■ RECORDED DATA
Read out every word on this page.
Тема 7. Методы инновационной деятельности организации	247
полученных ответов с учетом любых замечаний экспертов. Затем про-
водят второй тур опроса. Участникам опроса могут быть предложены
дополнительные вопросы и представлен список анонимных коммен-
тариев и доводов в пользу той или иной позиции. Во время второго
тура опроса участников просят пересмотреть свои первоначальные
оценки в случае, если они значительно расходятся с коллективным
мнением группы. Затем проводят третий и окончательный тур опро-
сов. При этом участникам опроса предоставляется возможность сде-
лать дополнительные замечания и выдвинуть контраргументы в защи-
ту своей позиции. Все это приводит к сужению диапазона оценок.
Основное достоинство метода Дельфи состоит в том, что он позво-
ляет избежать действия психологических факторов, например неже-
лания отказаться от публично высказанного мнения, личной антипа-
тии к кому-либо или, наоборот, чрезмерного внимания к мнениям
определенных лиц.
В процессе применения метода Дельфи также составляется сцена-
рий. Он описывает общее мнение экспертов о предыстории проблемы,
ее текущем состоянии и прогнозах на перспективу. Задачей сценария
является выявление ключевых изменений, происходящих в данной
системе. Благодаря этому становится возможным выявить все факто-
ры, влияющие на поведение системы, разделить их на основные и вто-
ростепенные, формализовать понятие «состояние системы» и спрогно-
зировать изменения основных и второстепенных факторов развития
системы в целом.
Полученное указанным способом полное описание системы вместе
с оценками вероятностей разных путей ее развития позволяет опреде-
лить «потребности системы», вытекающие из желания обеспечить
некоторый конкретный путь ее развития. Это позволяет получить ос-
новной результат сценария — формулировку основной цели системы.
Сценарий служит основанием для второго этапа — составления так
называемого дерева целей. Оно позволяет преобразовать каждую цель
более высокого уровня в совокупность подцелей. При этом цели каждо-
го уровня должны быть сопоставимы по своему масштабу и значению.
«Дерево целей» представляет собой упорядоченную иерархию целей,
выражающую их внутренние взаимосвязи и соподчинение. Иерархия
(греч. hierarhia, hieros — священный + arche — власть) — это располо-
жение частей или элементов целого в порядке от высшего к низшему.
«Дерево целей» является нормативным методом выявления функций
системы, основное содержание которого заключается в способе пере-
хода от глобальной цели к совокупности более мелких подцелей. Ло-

■ EXERCISE DIRECTIONS
Each line of the material above needs to be quoted exactly, please.

■ RESPONSE BELOW
Read out every word on this page.
Тема 7. Методы инновационной деятельности организации	247
полученных ответов с учетом любых замечаний экспертов. Затем про-
водят второй тур опроса. Участникам опроса могут быть предложены
дополнительные вопросы и представлен список анонимных коммен-
тариев и доводов в пользу той или иной позиции. Во время второго
тура опроса участников просят пересмотреть свои первоначальные
оценки в случае, если они значительно расходятся с коллективным
мнением группы. Затем проводят третий и окончательный тур опро-
сов. При этом участникам опроса предоставляется возможность сде-
лать дополнительные замечания и выдвинуть контраргументы в защи-
ту своей позиции. Все это приводит к сужению диапазона оценок.
Основное достоинство метода Дельфи состоит в том, что он позво-
ляет избежать действия психологических факторов, например неже-
лания отказаться от публично высказанного мнения, личной антипа-
тии к кому-либо или, наоборот, чрезмерного внимания к мнениям
определенных лиц.
В процессе применения метода Дельфи также составляется сцена-
рий. Он описывает общее мнение экспертов о предыстории проблемы,
ее текущем состоянии и прогнозах на перспективу. Задачей сценария
является выявление ключевых изменений, происходящих в данной
системе. Благодаря этому становится возможным выявить все факто-
ры, влияющие на поведение системы, разделить их на основные и вто-
ростепенные, формализовать понятие «состояние системы» и спрогно-
зировать изменения основных и второстепенных факторов развития
системы в целом.
Полученное указанным способом полное описание системы вместе
с оценками вероятностей разных путей ее развития позволяет опреде-
лить «потребности системы», вытекающие из желания обеспечить
некоторый конкретный путь ее развития. Это позволяет получить ос-
новной результат сценария — формулировку основной цели системы.
Сценарий служит основанием для второго этапа — составления так
называемого дерева целей. Оно позволяет преобразовать каждую цель
более высокого уровня в совокупность подцелей. При этом цели каждо-
го уровня должны быть сопоставимы по своему масштабу и значению.
«Дерево целей» представляет собой упорядоченную иерархию целей,
выражающую их внутренние взаимосвязи и соподчинение. Иерархия
(греч. hierarhia, hieros — священный + arche — власть) — это располо-
жение частей или элементов целого в порядке от высшего к низшему.
«Дерево целей» является нормативным методом выявления функций
системы, основное содержание которого заключается в способе пере-
хода от глобальной цели к совокупности более мелких подцелей. Ло-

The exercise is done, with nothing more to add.